Dataset records:
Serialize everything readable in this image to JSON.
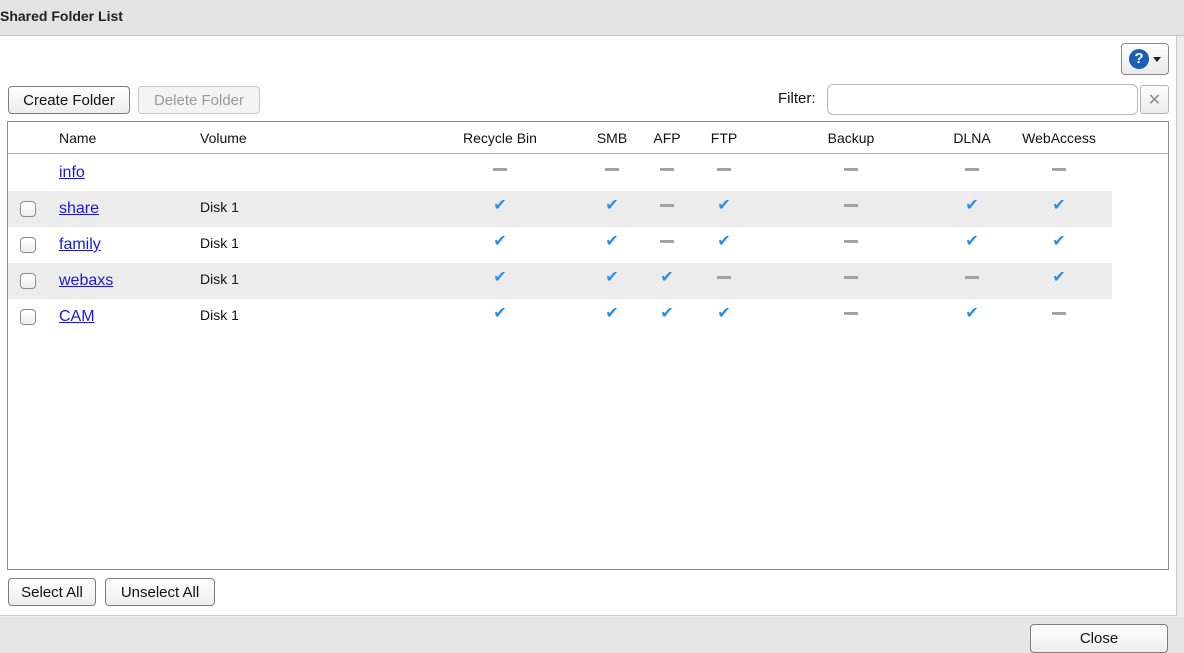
{
  "window": {
    "title": "Shared Folder List"
  },
  "toolbar": {
    "create_label": "Create Folder",
    "delete_label": "Delete Folder",
    "filter_label": "Filter:",
    "filter_value": "",
    "filter_clear_icon": "clear-x-icon",
    "help_icon": "question-icon"
  },
  "columns": {
    "name": "Name",
    "volume": "Volume",
    "recycle": "Recycle Bin",
    "smb": "SMB",
    "afp": "AFP",
    "ftp": "FTP",
    "backup": "Backup",
    "dlna": "DLNA",
    "webaccess": "WebAccess"
  },
  "rows": [
    {
      "name": "info",
      "volume": "",
      "checkbox": false,
      "recycle": false,
      "smb": false,
      "afp": false,
      "ftp": false,
      "backup": false,
      "dlna": false,
      "webaccess": false
    },
    {
      "name": "share",
      "volume": "Disk 1",
      "checkbox": true,
      "recycle": true,
      "smb": true,
      "afp": false,
      "ftp": true,
      "backup": false,
      "dlna": true,
      "webaccess": true
    },
    {
      "name": "family",
      "volume": "Disk 1",
      "checkbox": true,
      "recycle": true,
      "smb": true,
      "afp": false,
      "ftp": true,
      "backup": false,
      "dlna": true,
      "webaccess": true
    },
    {
      "name": "webaxs",
      "volume": "Disk 1",
      "checkbox": true,
      "recycle": true,
      "smb": true,
      "afp": true,
      "ftp": false,
      "backup": false,
      "dlna": false,
      "webaccess": true
    },
    {
      "name": "CAM",
      "volume": "Disk 1",
      "checkbox": true,
      "recycle": true,
      "smb": true,
      "afp": true,
      "ftp": true,
      "backup": false,
      "dlna": true,
      "webaccess": false
    }
  ],
  "selection": {
    "select_all_label": "Select All",
    "unselect_all_label": "Unselect All"
  },
  "footer": {
    "close_label": "Close"
  },
  "colors": {
    "check": "#2d8ee6",
    "link": "#1a1ad6",
    "dash": "#a3a3a3",
    "alt_row": "#ececec"
  }
}
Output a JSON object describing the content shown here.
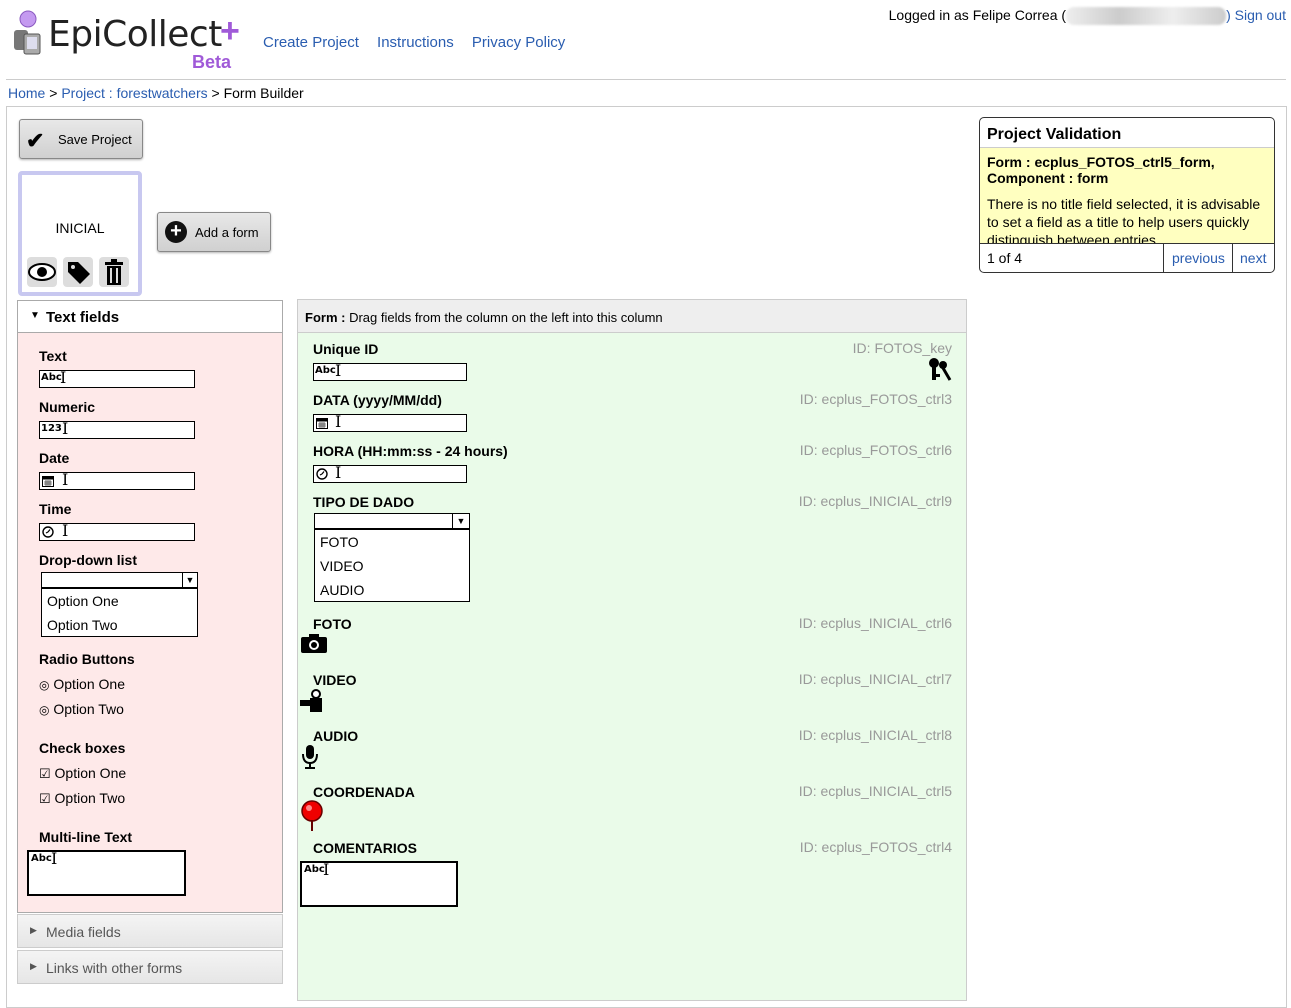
{
  "header": {
    "logo_text": "EpiCollect",
    "logo_plus": "+",
    "logo_beta": "Beta",
    "nav": [
      "Create Project",
      "Instructions",
      "Privacy Policy"
    ],
    "logged_in": "Logged in as Felipe Correa (",
    "sign_out": ") Sign out"
  },
  "breadcrumb": {
    "home": "Home",
    "sep1": " > ",
    "project": "Project : forestwatchers",
    "sep2": " > ",
    "current": "Form Builder"
  },
  "toolbar": {
    "save_label": "Save Project",
    "add_form_label": "Add a form"
  },
  "form_card": {
    "name": "INICIAL"
  },
  "validation": {
    "title": "Project Validation",
    "form_line": "Form : ecplus_FOTOS_ctrl5_form, Component : form",
    "message": "There is no title field selected, it is advisable to set a field as a title to help users quickly distinguish between entries",
    "count": "1 of 4",
    "previous": "previous",
    "next": "next"
  },
  "palette": {
    "section_title": "Text fields",
    "text_label": "Text",
    "text_icon": "Abc",
    "numeric_label": "Numeric",
    "numeric_icon": "123",
    "date_label": "Date",
    "time_label": "Time",
    "dropdown_label": "Drop-down list",
    "dropdown_options": [
      "Option One",
      "Option Two"
    ],
    "radio_label": "Radio Buttons",
    "radio_options": [
      "Option One",
      "Option Two"
    ],
    "checkbox_label": "Check boxes",
    "checkbox_options": [
      "Option One",
      "Option Two"
    ],
    "multiline_label": "Multi-line Text",
    "multiline_icon": "Abc",
    "media_section": "Media fields",
    "links_section": "Links with other forms"
  },
  "form": {
    "head_bold": "Form :",
    "head_text": " Drag fields from the column on the left into this column",
    "fields": [
      {
        "label": "Unique ID",
        "id": "ID: FOTOS_key",
        "icon": "Abc"
      },
      {
        "label": "DATA (yyyy/MM/dd)",
        "id": "ID: ecplus_FOTOS_ctrl3"
      },
      {
        "label": "HORA (HH:mm:ss - 24 hours)",
        "id": "ID: ecplus_FOTOS_ctrl6"
      },
      {
        "label": "TIPO DE DADO",
        "id": "ID: ecplus_INICIAL_ctrl9",
        "options": [
          "FOTO",
          "VIDEO",
          "AUDIO"
        ]
      },
      {
        "label": "FOTO",
        "id": "ID: ecplus_INICIAL_ctrl6"
      },
      {
        "label": "VIDEO",
        "id": "ID: ecplus_INICIAL_ctrl7"
      },
      {
        "label": "AUDIO",
        "id": "ID: ecplus_INICIAL_ctrl8"
      },
      {
        "label": "COORDENADA",
        "id": "ID: ecplus_INICIAL_ctrl5"
      },
      {
        "label": "COMENTARIOS",
        "id": "ID: ecplus_FOTOS_ctrl4",
        "icon": "Abc"
      }
    ]
  },
  "colors": {
    "link": "#2a5db0",
    "brand_purple": "#a05ad8",
    "palette_bg": "#fee9e9",
    "form_bg": "#eafbe9",
    "validation_bg": "#ffffc0"
  }
}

Problem to solve:
Print out the material word for word, omitting the pictures.

Output:
Serialize everything readable in this image to JSON.
{
  "window": {
    "title": "Shared Folder List"
  },
  "toolbar": {
    "create_label": "Create Folder",
    "delete_label": "Delete Folder",
    "filter_label": "Filter:",
    "filter_value": "",
    "filter_clear_icon": "clear-x-icon",
    "help_icon": "question-icon"
  },
  "columns": {
    "name": "Name",
    "volume": "Volume",
    "recycle": "Recycle Bin",
    "smb": "SMB",
    "afp": "AFP",
    "ftp": "FTP",
    "backup": "Backup",
    "dlna": "DLNA",
    "webaccess": "WebAccess"
  },
  "rows": [
    {
      "name": "info",
      "volume": "",
      "checkbox": false,
      "recycle": false,
      "smb": false,
      "afp": false,
      "ftp": false,
      "backup": false,
      "dlna": false,
      "webaccess": false
    },
    {
      "name": "share",
      "volume": "Disk 1",
      "checkbox": true,
      "recycle": true,
      "smb": true,
      "afp": false,
      "ftp": true,
      "backup": false,
      "dlna": true,
      "webaccess": true
    },
    {
      "name": "family",
      "volume": "Disk 1",
      "checkbox": true,
      "recycle": true,
      "smb": true,
      "afp": false,
      "ftp": true,
      "backup": false,
      "dlna": true,
      "webaccess": true
    },
    {
      "name": "webaxs",
      "volume": "Disk 1",
      "checkbox": true,
      "recycle": true,
      "smb": true,
      "afp": true,
      "ftp": false,
      "backup": false,
      "dlna": false,
      "webaccess": true
    },
    {
      "name": "CAM",
      "volume": "Disk 1",
      "checkbox": true,
      "recycle": true,
      "smb": true,
      "afp": true,
      "ftp": true,
      "backup": false,
      "dlna": true,
      "webaccess": false
    }
  ],
  "selection": {
    "select_all_label": "Select All",
    "unselect_all_label": "Unselect All"
  },
  "footer": {
    "close_label": "Close"
  },
  "colors": {
    "check": "#2d8ee6",
    "link": "#1a1ad6",
    "dash": "#a3a3a3",
    "alt_row": "#ececec"
  }
}
Output a JSON object describing the content shown here.
{
  "header": {
    "logo_text": "EpiCollect",
    "logo_plus": "+",
    "logo_beta": "Beta",
    "nav": [
      "Create Project",
      "Instructions",
      "Privacy Policy"
    ],
    "logged_in": "Logged in as Felipe Correa (",
    "sign_out": ") Sign out"
  },
  "breadcrumb": {
    "home": "Home",
    "sep1": " > ",
    "project": "Project : forestwatchers",
    "sep2": " > ",
    "current": "Form Builder"
  },
  "toolbar": {
    "save_label": "Save Project",
    "add_form_label": "Add a form"
  },
  "form_card": {
    "name": "INICIAL"
  },
  "validation": {
    "title": "Project Validation",
    "form_line": "Form : ecplus_FOTOS_ctrl5_form, Component : form",
    "message": "There is no title field selected, it is advisable to set a field as a title to help users quickly distinguish between entries",
    "count": "1 of 4",
    "previous": "previous",
    "next": "next"
  },
  "palette": {
    "section_title": "Text fields",
    "text_label": "Text",
    "text_icon": "Abc",
    "numeric_label": "Numeric",
    "numeric_icon": "123",
    "date_label": "Date",
    "time_label": "Time",
    "dropdown_label": "Drop-down list",
    "dropdown_options": [
      "Option One",
      "Option Two"
    ],
    "radio_label": "Radio Buttons",
    "radio_options": [
      "Option One",
      "Option Two"
    ],
    "checkbox_label": "Check boxes",
    "checkbox_options": [
      "Option One",
      "Option Two"
    ],
    "multiline_label": "Multi-line Text",
    "multiline_icon": "Abc",
    "media_section": "Media fields",
    "links_section": "Links with other forms"
  },
  "form": {
    "head_bold": "Form :",
    "head_text": " Drag fields from the column on the left into this column",
    "fields": [
      {
        "label": "Unique ID",
        "id": "ID: FOTOS_key",
        "icon": "Abc"
      },
      {
        "label": "DATA (yyyy/MM/dd)",
        "id": "ID: ecplus_FOTOS_ctrl3"
      },
      {
        "label": "HORA (HH:mm:ss - 24 hours)",
        "id": "ID: ecplus_FOTOS_ctrl6"
      },
      {
        "label": "TIPO DE DADO",
        "id": "ID: ecplus_INICIAL_ctrl9",
        "options": [
          "FOTO",
          "VIDEO",
          "AUDIO"
        ]
      },
      {
        "label": "FOTO",
        "id": "ID: ecplus_INICIAL_ctrl6"
      },
      {
        "label": "VIDEO",
        "id": "ID: ecplus_INICIAL_ctrl7"
      },
      {
        "label": "AUDIO",
        "id": "ID: ecplus_INICIAL_ctrl8"
      },
      {
        "label": "COORDENADA",
        "id": "ID: ecplus_INICIAL_ctrl5"
      },
      {
        "label": "COMENTARIOS",
        "id": "ID: ecplus_FOTOS_ctrl4",
        "icon": "Abc"
      }
    ]
  },
  "colors": {
    "link": "#2a5db0",
    "brand_purple": "#a05ad8",
    "palette_bg": "#fee9e9",
    "form_bg": "#eafbe9",
    "validation_bg": "#ffffc0"
  }
}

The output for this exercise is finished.